**Direction**
Look through the data below and report how many lines include "молоко". Only the number should be given.

--- start of Data listing ---

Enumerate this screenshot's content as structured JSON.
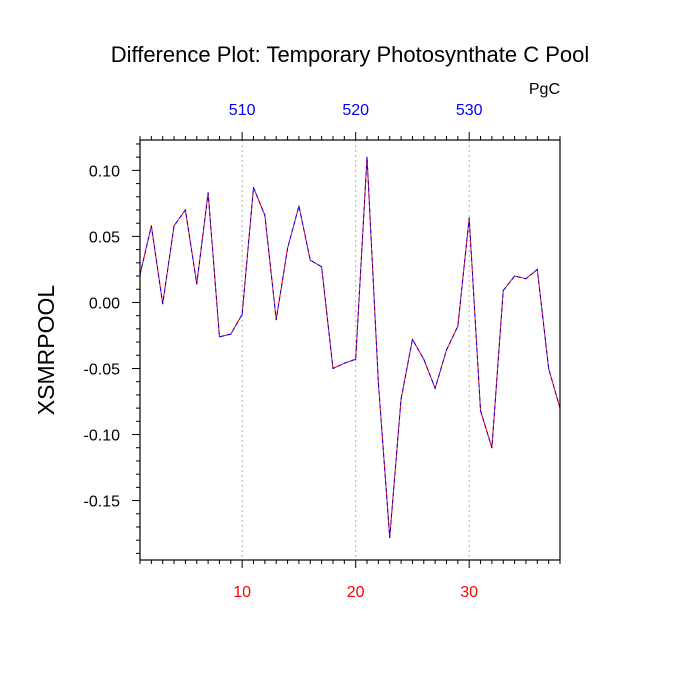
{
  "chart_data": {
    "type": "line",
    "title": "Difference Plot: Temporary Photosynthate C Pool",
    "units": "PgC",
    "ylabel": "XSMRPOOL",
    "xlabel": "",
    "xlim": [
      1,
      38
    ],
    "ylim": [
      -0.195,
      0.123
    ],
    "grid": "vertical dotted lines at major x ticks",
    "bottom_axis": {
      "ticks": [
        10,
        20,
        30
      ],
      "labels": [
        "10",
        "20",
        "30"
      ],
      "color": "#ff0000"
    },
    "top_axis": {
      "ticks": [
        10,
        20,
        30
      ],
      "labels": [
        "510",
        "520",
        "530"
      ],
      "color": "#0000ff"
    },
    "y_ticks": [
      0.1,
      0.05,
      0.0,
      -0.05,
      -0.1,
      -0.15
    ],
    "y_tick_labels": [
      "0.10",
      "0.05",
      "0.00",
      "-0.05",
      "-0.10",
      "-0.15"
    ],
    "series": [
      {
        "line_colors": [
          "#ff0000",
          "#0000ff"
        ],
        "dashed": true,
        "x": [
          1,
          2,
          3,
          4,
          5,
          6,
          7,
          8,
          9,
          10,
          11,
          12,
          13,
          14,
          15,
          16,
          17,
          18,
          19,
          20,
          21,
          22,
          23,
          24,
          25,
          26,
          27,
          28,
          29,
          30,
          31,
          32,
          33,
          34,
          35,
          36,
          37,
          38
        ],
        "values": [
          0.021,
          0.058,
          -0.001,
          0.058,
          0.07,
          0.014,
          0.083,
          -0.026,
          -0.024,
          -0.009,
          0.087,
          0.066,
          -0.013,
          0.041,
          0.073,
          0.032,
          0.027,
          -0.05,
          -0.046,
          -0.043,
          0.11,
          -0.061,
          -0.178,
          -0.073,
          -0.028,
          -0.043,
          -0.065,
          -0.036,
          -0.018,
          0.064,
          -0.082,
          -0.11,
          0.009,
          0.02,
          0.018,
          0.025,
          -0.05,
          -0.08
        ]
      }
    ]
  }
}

--- end of Data listing ---
--- start of Data listing ---

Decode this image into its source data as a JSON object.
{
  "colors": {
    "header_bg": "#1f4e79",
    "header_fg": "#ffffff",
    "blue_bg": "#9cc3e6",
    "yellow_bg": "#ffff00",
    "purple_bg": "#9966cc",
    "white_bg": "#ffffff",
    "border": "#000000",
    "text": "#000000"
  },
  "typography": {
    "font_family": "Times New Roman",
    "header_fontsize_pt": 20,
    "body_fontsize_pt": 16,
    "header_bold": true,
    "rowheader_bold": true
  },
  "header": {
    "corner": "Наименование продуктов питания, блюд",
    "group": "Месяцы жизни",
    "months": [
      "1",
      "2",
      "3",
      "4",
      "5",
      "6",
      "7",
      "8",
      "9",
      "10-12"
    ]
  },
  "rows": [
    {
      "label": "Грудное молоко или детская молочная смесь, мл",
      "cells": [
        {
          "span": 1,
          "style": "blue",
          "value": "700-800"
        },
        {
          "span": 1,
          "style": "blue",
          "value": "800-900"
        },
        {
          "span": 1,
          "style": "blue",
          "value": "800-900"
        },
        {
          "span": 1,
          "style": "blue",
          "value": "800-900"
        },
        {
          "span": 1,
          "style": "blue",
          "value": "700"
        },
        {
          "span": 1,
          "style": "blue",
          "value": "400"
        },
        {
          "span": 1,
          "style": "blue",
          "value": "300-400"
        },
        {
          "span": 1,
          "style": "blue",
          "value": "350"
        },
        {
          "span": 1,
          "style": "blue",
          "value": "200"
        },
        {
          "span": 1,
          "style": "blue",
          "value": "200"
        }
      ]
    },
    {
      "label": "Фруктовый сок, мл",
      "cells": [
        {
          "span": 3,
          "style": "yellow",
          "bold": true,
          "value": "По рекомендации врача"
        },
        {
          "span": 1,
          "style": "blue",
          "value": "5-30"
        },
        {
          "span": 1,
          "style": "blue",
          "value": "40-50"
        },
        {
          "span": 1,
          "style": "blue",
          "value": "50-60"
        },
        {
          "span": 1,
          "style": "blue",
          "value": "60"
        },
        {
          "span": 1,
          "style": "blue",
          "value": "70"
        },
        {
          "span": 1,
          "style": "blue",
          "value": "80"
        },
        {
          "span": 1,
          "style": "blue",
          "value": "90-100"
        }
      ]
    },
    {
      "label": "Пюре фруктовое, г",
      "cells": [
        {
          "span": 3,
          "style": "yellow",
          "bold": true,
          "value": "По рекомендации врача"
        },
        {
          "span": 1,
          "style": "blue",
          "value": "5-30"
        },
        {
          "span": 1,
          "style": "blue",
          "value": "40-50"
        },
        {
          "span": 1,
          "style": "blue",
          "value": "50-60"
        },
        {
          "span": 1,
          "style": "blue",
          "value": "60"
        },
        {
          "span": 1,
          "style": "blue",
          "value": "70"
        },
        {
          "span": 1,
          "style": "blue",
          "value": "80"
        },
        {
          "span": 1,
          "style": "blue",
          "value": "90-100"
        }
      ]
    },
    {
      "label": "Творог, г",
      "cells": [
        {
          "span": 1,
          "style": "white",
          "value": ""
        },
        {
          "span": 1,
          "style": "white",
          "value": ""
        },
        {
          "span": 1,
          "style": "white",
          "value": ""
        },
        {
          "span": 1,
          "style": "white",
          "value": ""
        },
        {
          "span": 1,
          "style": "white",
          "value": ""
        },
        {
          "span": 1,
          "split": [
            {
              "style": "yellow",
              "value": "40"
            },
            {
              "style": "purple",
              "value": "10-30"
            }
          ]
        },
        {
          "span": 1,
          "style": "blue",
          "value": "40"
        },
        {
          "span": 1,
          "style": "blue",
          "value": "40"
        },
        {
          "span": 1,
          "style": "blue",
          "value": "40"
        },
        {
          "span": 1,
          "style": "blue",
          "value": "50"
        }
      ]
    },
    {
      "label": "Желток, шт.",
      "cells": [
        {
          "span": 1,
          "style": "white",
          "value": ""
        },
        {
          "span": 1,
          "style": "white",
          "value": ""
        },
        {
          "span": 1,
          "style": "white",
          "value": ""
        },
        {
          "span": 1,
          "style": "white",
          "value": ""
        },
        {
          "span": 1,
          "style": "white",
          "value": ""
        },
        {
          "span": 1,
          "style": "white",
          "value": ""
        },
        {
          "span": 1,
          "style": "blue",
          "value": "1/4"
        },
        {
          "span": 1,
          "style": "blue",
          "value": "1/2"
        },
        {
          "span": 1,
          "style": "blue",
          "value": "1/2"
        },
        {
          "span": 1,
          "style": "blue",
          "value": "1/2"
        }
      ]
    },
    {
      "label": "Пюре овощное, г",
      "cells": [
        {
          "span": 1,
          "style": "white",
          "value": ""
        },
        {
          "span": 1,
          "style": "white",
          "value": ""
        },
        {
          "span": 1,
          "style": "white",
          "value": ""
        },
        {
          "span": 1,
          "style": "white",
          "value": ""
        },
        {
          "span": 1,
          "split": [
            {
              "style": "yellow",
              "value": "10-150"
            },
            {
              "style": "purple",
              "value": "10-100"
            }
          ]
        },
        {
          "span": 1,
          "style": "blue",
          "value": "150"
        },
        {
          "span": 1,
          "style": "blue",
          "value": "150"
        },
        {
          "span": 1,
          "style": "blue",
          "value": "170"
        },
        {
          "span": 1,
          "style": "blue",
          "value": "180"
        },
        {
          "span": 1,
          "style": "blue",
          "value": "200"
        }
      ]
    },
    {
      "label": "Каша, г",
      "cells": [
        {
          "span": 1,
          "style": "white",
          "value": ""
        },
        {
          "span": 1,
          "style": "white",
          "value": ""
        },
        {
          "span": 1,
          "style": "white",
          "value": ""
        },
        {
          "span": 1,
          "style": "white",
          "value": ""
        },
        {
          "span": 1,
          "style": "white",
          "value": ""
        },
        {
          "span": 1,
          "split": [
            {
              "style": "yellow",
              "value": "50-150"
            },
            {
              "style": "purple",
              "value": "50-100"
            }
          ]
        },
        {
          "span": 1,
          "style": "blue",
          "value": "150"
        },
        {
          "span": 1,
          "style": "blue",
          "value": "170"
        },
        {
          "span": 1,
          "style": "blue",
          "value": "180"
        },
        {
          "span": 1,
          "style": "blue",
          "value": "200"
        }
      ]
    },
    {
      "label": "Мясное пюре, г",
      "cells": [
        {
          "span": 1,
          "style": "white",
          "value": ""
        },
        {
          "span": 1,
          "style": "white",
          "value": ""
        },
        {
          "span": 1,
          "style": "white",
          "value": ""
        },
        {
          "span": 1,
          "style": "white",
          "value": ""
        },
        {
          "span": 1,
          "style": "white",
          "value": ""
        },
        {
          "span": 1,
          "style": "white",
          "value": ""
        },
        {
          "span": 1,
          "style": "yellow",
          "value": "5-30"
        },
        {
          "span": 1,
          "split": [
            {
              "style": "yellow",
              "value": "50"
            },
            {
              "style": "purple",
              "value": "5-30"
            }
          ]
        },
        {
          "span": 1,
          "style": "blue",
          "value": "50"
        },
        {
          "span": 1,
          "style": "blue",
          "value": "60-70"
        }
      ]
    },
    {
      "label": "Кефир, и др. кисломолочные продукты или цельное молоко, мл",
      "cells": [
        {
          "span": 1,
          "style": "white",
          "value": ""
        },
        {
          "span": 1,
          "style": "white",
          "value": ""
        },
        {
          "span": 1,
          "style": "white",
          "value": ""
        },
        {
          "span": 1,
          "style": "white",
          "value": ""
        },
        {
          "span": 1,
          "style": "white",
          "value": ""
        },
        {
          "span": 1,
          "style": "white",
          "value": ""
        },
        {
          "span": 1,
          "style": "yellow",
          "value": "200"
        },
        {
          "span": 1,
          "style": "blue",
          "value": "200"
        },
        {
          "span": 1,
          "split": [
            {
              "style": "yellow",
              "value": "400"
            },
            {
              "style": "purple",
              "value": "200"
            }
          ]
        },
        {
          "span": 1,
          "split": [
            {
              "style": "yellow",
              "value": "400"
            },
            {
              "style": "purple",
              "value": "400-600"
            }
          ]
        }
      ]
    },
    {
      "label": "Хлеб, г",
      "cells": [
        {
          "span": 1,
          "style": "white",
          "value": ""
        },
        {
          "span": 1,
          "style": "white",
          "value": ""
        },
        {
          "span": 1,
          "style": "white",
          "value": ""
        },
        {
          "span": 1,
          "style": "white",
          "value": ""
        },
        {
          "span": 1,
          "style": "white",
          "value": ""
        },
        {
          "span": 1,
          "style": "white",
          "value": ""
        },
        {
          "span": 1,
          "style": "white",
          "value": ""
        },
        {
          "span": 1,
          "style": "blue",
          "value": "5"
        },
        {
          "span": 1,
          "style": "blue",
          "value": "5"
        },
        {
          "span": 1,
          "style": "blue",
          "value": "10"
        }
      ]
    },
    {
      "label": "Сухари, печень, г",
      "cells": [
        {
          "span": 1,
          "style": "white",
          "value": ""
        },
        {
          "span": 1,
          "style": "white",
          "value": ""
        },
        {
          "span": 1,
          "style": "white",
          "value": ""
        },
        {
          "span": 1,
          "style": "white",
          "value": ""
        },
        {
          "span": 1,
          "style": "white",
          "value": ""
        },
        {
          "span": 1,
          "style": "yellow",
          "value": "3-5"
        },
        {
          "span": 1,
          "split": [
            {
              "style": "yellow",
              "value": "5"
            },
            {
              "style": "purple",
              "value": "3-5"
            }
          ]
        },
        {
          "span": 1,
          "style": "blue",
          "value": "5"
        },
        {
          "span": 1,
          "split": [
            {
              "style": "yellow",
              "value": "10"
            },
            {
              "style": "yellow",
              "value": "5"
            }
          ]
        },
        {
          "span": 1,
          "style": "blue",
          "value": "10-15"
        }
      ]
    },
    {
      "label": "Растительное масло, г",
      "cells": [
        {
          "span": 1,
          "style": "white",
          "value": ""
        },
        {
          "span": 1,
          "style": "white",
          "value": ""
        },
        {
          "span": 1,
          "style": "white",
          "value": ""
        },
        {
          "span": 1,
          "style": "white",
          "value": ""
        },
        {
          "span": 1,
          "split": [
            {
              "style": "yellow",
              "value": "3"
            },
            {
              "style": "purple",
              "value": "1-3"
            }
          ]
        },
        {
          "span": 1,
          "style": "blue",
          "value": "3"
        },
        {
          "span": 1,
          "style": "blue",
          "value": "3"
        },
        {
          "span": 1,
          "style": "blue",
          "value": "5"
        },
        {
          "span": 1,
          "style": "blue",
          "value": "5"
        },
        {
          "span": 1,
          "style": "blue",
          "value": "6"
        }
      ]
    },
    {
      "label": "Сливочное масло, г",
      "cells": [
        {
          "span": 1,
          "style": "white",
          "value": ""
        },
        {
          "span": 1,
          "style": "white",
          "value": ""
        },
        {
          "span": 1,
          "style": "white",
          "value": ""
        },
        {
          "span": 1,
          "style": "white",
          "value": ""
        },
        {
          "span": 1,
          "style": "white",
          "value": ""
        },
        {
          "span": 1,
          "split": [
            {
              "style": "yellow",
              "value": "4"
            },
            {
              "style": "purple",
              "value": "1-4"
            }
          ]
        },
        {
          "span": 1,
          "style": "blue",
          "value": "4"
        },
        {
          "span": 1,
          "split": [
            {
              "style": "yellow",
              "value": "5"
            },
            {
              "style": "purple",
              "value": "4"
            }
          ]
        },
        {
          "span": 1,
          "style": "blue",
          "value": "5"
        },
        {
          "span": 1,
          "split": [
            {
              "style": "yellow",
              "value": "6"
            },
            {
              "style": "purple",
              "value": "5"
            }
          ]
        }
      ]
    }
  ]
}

--- end of Data listing ---

**Full answer**
2